**Rows from a dataset**

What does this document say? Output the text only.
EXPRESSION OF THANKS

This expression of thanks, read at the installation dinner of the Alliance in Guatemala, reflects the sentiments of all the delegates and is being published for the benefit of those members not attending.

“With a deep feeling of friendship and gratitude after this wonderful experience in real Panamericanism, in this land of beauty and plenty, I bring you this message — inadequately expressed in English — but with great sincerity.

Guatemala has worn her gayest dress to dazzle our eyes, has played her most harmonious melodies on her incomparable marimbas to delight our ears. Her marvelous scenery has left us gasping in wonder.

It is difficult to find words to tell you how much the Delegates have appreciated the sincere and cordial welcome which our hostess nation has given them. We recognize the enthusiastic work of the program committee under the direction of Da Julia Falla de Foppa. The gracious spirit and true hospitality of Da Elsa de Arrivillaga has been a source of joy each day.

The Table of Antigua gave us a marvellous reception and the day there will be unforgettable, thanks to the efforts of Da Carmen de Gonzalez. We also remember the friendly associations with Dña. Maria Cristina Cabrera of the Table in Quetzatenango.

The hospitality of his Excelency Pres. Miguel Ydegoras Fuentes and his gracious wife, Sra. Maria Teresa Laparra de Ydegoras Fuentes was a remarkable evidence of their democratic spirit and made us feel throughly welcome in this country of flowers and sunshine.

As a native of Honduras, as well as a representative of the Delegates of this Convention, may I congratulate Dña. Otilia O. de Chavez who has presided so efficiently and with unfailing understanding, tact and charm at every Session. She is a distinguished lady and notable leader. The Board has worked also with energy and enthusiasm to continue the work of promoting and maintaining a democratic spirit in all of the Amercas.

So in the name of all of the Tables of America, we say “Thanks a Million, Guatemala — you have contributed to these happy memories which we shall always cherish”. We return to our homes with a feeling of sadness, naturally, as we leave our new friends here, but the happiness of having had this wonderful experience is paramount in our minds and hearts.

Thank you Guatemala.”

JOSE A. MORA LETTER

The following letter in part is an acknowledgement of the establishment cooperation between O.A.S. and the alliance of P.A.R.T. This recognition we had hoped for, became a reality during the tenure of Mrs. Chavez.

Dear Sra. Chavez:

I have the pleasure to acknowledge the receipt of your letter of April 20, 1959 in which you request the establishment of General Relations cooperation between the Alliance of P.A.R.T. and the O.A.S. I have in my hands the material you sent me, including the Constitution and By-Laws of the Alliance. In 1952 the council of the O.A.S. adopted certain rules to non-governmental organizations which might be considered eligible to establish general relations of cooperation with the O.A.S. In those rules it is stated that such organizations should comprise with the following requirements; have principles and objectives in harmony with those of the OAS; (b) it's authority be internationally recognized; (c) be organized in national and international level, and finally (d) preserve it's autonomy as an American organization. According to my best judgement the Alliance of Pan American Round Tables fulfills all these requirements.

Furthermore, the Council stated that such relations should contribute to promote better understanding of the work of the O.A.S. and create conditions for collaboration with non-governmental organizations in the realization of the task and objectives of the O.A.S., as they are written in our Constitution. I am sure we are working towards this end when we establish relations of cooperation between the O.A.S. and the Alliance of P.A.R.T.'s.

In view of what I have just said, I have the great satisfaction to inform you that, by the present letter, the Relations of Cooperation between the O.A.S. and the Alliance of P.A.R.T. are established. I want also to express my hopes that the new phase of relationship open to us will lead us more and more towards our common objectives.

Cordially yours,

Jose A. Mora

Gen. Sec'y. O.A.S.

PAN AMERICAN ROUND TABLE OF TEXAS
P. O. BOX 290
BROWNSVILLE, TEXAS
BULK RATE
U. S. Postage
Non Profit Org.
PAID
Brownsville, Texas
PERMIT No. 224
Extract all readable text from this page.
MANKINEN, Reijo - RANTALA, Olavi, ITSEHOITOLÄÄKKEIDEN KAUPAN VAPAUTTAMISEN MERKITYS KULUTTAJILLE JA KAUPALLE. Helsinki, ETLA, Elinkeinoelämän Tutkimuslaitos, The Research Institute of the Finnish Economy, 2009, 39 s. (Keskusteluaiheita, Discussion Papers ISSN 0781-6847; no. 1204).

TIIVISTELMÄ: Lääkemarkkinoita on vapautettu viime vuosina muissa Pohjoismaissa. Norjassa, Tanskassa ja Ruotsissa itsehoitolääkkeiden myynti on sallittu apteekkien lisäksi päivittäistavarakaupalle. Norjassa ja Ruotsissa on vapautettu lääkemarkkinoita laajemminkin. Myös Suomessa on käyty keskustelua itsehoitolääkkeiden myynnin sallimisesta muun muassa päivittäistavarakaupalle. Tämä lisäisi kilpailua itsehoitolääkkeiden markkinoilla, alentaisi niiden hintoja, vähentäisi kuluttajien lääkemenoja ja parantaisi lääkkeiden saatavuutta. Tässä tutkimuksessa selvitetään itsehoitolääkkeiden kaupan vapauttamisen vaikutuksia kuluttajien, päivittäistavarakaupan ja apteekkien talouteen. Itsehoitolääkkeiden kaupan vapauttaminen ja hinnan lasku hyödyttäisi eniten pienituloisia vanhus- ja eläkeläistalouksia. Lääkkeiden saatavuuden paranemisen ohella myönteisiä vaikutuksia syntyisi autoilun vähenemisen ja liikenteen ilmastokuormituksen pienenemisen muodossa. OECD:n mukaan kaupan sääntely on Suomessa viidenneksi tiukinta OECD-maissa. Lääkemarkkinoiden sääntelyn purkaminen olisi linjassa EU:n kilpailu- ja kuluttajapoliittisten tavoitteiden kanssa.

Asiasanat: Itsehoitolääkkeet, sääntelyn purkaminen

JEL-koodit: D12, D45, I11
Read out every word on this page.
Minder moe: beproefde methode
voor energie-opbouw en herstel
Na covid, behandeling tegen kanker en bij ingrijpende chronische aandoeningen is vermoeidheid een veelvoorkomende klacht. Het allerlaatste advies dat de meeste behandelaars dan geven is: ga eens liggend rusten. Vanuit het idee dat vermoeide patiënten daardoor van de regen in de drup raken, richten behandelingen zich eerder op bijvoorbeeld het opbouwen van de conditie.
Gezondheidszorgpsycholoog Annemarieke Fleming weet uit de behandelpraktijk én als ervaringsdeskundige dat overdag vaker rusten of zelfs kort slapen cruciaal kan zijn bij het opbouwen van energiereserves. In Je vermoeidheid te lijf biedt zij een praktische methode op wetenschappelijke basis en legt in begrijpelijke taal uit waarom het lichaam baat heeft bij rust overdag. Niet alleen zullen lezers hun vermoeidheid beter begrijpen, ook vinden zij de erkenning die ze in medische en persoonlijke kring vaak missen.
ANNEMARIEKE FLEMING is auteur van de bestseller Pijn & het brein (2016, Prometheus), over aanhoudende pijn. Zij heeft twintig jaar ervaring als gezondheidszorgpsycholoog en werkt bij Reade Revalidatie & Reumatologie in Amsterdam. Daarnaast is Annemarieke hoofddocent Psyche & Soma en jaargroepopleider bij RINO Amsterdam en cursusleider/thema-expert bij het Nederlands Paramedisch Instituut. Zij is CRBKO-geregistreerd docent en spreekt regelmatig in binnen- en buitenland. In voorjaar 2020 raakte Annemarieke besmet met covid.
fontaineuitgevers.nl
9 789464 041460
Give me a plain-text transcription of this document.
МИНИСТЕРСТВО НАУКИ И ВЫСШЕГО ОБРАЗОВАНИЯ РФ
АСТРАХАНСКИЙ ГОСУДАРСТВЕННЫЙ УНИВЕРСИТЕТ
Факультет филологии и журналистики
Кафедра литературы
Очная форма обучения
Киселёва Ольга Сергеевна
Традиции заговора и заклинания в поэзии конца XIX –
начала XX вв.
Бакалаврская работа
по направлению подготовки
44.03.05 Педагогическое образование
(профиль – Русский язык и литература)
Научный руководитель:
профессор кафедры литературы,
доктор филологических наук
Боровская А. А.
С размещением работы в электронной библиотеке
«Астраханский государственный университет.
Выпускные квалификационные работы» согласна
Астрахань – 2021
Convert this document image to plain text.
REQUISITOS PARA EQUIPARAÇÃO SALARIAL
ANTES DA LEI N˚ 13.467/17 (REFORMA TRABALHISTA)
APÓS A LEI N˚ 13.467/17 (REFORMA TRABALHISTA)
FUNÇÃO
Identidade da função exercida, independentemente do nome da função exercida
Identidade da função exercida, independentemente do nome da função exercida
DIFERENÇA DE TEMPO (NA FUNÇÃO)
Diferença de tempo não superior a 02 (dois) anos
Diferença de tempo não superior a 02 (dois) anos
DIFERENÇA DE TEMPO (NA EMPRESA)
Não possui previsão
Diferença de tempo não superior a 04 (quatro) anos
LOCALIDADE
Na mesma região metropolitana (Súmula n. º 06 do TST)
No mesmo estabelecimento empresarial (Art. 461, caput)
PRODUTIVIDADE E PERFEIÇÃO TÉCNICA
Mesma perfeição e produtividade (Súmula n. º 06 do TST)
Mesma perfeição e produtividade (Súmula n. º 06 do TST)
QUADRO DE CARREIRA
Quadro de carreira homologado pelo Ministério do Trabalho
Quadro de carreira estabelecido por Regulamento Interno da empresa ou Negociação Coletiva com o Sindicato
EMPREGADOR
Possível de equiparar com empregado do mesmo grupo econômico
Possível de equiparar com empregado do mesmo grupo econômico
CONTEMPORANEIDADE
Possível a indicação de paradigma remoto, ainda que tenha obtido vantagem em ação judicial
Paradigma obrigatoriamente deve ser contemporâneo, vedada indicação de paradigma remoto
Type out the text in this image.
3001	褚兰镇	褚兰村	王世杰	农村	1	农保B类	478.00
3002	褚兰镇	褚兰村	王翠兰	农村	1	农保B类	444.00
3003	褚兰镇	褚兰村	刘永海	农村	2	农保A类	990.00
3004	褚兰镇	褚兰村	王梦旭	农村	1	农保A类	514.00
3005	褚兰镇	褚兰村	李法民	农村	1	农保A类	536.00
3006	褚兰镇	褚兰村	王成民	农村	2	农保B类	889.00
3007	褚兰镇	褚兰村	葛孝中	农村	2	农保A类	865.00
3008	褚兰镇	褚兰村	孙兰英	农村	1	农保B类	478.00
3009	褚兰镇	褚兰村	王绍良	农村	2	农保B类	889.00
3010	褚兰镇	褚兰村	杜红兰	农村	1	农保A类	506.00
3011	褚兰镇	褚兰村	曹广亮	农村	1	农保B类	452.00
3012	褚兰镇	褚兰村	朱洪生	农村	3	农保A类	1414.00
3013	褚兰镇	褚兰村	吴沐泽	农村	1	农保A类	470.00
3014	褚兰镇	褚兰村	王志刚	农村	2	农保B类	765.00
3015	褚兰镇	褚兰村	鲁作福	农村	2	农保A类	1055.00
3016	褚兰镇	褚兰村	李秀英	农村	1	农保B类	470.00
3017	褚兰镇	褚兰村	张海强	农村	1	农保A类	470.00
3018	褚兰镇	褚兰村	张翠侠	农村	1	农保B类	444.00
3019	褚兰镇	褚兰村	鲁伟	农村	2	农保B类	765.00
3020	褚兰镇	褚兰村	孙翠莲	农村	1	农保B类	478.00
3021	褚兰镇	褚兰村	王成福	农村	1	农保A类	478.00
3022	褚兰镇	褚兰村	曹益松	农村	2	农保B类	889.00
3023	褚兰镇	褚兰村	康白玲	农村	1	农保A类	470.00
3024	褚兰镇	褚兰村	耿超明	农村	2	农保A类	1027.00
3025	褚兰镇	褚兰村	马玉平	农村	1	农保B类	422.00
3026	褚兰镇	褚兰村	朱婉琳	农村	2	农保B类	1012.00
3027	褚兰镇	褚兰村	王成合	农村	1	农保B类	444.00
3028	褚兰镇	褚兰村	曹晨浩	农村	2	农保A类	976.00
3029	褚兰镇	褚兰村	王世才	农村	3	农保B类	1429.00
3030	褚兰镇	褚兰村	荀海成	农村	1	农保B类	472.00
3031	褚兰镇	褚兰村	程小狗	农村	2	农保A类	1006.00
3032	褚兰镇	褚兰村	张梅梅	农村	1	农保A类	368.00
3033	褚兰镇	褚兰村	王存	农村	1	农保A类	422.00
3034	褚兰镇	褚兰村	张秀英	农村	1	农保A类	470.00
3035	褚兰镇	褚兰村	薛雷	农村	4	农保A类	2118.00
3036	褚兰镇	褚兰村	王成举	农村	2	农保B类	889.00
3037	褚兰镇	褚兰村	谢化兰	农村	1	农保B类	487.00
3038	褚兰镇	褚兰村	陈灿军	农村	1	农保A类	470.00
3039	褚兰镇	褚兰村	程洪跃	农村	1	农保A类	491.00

**Short task**
Supply the count of lines in the entries that contain the word "indicação", and nothing besides.

**Solved exercise**
2